### Exercise prompt
Skip the pictures. Reproduce all other material exactly.

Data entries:
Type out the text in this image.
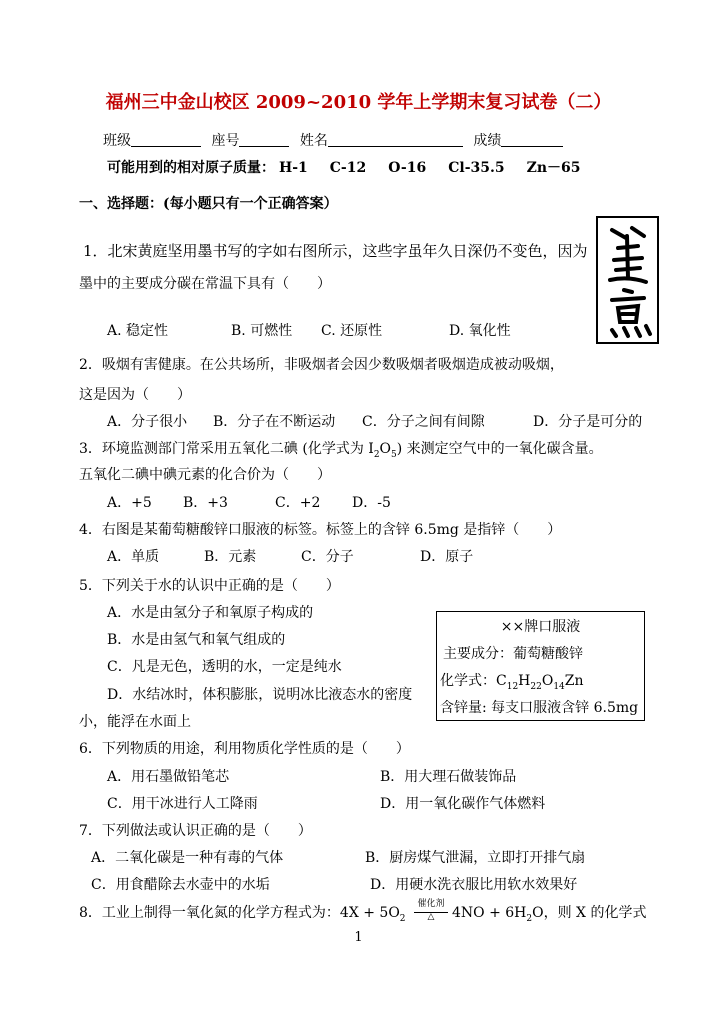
福州三中金山校区 2009~2010 学年上学期末复习试卷（二）
班级	座号	姓名	成绩
可能用到的相对原子质量： H-1 C-12 O-16 Cl-35.5 Zn－65
一、选择题：(每小题只有一个正确答案）
1．北宋黄庭坚用墨书写的字如右图所示，这些字虽年久日深仍不变色，因为
墨中的主要成分碳在常温下具有（　　）
A. 稳定性	B. 可燃性 C. 还原性	D. 氧化性
2．吸烟有害健康。在公共场所，非吸烟者会因少数吸烟者吸烟造成被动吸烟，
这是因为（　　）
A．分子很小 B．分子在不断运动 C．分子之间有间隙	D．分子是可分的
3．环境监测部门常采用五氧化二碘 (化学式为 $I_2O_5$) 来测定空气中的一氧化碳含量。
五氧化二碘中碘元素的化合价为（　　）
A．+5 B．+3	C．+2 D．-5
4．右图是某葡萄糖酸锌口服液的标签。标签上的含锌 6.5mg 是指锌（　　）
A．单质	B．元素	C．分子	D．原子
5．下列关于水的认识中正确的是（　　）
A．水是由氢分子和氧原子构成的
B．水是由氢气和氧气组成的
C．凡是无色，透明的水，一定是纯水
D．水结冰时，体积膨胀，说明冰比液态水的密度
小，能浮在水面上
××牌口服液
主要成分：葡萄糖酸锌
化学式：$C_{12}H_{22}O_{14}Zn$
含锌量: 每支口服液含锌 6.5mg
6．下列物质的用途，利用物质化学性质的是（　　）
A．用石墨做铅笔芯	B．用大理石做装饰品
C．用干冰进行人工降雨	D．用一氧化碳作气体燃料
7．下列做法或认识正确的是（　　）
A．二氧化碳是一种有毒的气体	B．厨房煤气泄漏，立即打开排气扇
C．用食醋除去水壶中的水垢	D．用硬水洗衣服比用软水效果好
8．工业上制得一氧化氮的化学方程式为：$4X + 5O_2$
催化剂
△	$4NO + 6H_2O$，则 X 的化学式
1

### Solution to this problem
Type out the text in this image.
福州三中金山校区 2009~2010 学年上学期末复习试卷（二）
班级	座号	姓名	成绩
可能用到的相对原子质量： H-1 C-12 O-16 Cl-35.5 Zn－65
一、选择题：(每小题只有一个正确答案）
1．北宋黄庭坚用墨书写的字如右图所示，这些字虽年久日深仍不变色，因为
墨中的主要成分碳在常温下具有（　　）
A. 稳定性	B. 可燃性 C. 还原性	D. 氧化性
2．吸烟有害健康。在公共场所，非吸烟者会因少数吸烟者吸烟造成被动吸烟，
这是因为（　　）
A．分子很小 B．分子在不断运动 C．分子之间有间隙	D．分子是可分的
3．环境监测部门常采用五氧化二碘 (化学式为 $I_2O_5$) 来测定空气中的一氧化碳含量。
五氧化二碘中碘元素的化合价为（　　）
A．+5 B．+3	C．+2 D．-5
4．右图是某葡萄糖酸锌口服液的标签。标签上的含锌 6.5mg 是指锌（　　）
A．单质	B．元素	C．分子	D．原子
5．下列关于水的认识中正确的是（　　）
A．水是由氢分子和氧原子构成的
B．水是由氢气和氧气组成的
C．凡是无色，透明的水，一定是纯水
D．水结冰时，体积膨胀，说明冰比液态水的密度
小，能浮在水面上
××牌口服液
主要成分：葡萄糖酸锌
化学式：$C_{12}H_{22}O_{14}Zn$
含锌量: 每支口服液含锌 6.5mg
6．下列物质的用途，利用物质化学性质的是（　　）
A．用石墨做铅笔芯	B．用大理石做装饰品
C．用干冰进行人工降雨	D．用一氧化碳作气体燃料
7．下列做法或认识正确的是（　　）
A．二氧化碳是一种有毒的气体	B．厨房煤气泄漏，立即打开排气扇
C．用食醋除去水壶中的水垢	D．用硬水洗衣服比用软水效果好
8．工业上制得一氧化氮的化学方程式为：$4X + 5O_2$
催化剂
△	$4NO + 6H_2O$，则 X 的化学式
1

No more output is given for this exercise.